▶ [Exercise brief] Restate the entries below verbatim.

▶ [Exercise input]
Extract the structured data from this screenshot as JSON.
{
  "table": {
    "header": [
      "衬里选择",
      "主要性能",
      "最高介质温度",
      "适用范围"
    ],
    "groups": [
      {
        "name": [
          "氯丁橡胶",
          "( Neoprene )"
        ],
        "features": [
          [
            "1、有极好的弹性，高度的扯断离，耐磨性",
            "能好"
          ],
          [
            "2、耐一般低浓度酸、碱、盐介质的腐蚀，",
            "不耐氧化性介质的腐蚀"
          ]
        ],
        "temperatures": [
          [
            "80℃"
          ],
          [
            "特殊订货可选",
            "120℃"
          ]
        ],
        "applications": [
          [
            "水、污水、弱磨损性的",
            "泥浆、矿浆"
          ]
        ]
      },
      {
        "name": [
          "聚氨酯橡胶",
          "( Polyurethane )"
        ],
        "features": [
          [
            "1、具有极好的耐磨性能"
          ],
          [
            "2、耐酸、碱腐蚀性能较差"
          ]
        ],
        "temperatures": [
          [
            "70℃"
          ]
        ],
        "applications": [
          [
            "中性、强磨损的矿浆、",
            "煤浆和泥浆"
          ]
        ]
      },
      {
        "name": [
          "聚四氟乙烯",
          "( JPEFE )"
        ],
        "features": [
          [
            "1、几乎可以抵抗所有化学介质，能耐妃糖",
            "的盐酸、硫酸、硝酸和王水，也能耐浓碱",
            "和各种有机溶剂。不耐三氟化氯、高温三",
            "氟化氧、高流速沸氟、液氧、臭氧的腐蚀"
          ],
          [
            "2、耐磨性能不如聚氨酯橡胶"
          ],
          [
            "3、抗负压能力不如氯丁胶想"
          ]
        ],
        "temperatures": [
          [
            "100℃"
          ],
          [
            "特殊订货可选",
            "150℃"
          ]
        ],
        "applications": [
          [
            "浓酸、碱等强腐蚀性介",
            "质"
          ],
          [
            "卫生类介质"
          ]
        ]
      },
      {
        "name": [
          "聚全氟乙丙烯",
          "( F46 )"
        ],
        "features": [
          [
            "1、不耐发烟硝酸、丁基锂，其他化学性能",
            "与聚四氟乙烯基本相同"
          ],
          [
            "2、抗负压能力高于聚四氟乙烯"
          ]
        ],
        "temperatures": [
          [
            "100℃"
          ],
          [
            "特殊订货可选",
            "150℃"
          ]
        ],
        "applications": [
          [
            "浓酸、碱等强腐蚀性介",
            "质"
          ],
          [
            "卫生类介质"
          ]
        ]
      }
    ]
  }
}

▶ [Task answer]
Extract the structured data from this screenshot as JSON.
{
  "table": {
    "header": [
      "衬里选择",
      "主要性能",
      "最高介质温度",
      "适用范围"
    ],
    "groups": [
      {
        "name": [
          "氯丁橡胶",
          "( Neoprene )"
        ],
        "features": [
          [
            "1、有极好的弹性，高度的扯断离，耐磨性",
            "能好"
          ],
          [
            "2、耐一般低浓度酸、碱、盐介质的腐蚀，",
            "不耐氧化性介质的腐蚀"
          ]
        ],
        "temperatures": [
          [
            "80℃"
          ],
          [
            "特殊订货可选",
            "120℃"
          ]
        ],
        "applications": [
          [
            "水、污水、弱磨损性的",
            "泥浆、矿浆"
          ]
        ]
      },
      {
        "name": [
          "聚氨酯橡胶",
          "( Polyurethane )"
        ],
        "features": [
          [
            "1、具有极好的耐磨性能"
          ],
          [
            "2、耐酸、碱腐蚀性能较差"
          ]
        ],
        "temperatures": [
          [
            "70℃"
          ]
        ],
        "applications": [
          [
            "中性、强磨损的矿浆、",
            "煤浆和泥浆"
          ]
        ]
      },
      {
        "name": [
          "聚四氟乙烯",
          "( JPEFE )"
        ],
        "features": [
          [
            "1、几乎可以抵抗所有化学介质，能耐妃糖",
            "的盐酸、硫酸、硝酸和王水，也能耐浓碱",
            "和各种有机溶剂。不耐三氟化氯、高温三",
            "氟化氧、高流速沸氟、液氧、臭氧的腐蚀"
          ],
          [
            "2、耐磨性能不如聚氨酯橡胶"
          ],
          [
            "3、抗负压能力不如氯丁胶想"
          ]
        ],
        "temperatures": [
          [
            "100℃"
          ],
          [
            "特殊订货可选",
            "150℃"
          ]
        ],
        "applications": [
          [
            "浓酸、碱等强腐蚀性介",
            "质"
          ],
          [
            "卫生类介质"
          ]
        ]
      },
      {
        "name": [
          "聚全氟乙丙烯",
          "( F46 )"
        ],
        "features": [
          [
            "1、不耐发烟硝酸、丁基锂，其他化学性能",
            "与聚四氟乙烯基本相同"
          ],
          [
            "2、抗负压能力高于聚四氟乙烯"
          ]
        ],
        "temperatures": [
          [
            "100℃"
          ],
          [
            "特殊订货可选",
            "150℃"
          ]
        ],
        "applications": [
          [
            "浓酸、碱等强腐蚀性介",
            "质"
          ],
          [
            "卫生类介质"
          ]
        ]
      }
    ]
  }
}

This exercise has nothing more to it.